■ Instruction
Repeat every record below exactly as it appears.
○ ○ ○
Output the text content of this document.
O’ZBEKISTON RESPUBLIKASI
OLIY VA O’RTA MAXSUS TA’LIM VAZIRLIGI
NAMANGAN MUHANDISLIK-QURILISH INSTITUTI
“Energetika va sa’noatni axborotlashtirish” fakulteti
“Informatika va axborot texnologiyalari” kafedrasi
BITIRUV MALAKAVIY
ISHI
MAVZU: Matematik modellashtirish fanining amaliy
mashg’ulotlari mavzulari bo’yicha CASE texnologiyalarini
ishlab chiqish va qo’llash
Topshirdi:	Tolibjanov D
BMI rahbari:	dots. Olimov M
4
○ ○ ○
■ The response
Output the text content of this document.
O’ZBEKISTON RESPUBLIKASI
OLIY VA O’RTA MAXSUS TA’LIM VAZIRLIGI
NAMANGAN MUHANDISLIK-QURILISH INSTITUTI
“Energetika va sa’noatni axborotlashtirish” fakulteti
“Informatika va axborot texnologiyalari” kafedrasi
BITIRUV MALAKAVIY
ISHI
MAVZU: Matematik modellashtirish fanining amaliy
mashg’ulotlari mavzulari bo’yicha CASE texnologiyalarini
ishlab chiqish va qo’llash
Topshirdi:	Tolibjanov D
BMI rahbari:	dots. Olimov M
4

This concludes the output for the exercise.